--- Data entries ---
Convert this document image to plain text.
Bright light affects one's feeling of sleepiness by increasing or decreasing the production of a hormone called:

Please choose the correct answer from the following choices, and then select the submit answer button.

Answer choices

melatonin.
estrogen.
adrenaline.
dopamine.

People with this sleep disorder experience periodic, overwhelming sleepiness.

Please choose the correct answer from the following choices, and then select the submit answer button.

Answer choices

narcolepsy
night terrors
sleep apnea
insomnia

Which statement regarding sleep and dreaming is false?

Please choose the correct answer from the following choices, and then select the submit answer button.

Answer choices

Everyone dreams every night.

--- Prompt ---
Reproduce the whole listing word for word.

--- Final answer ---
Convert this document image to plain text.
Bright light affects one's feeling of sleepiness by increasing or decreasing the production of a hormone called:

Please choose the correct answer from the following choices, and then select the submit answer button.

Answer choices

melatonin.
estrogen.
adrenaline.
dopamine.

People with this sleep disorder experience periodic, overwhelming sleepiness.

Please choose the correct answer from the following choices, and then select the submit answer button.

Answer choices

narcolepsy
night terrors
sleep apnea
insomnia

Which statement regarding sleep and dreaming is false?

Please choose the correct answer from the following choices, and then select the submit answer button.

Answer choices

Everyone dreams every night.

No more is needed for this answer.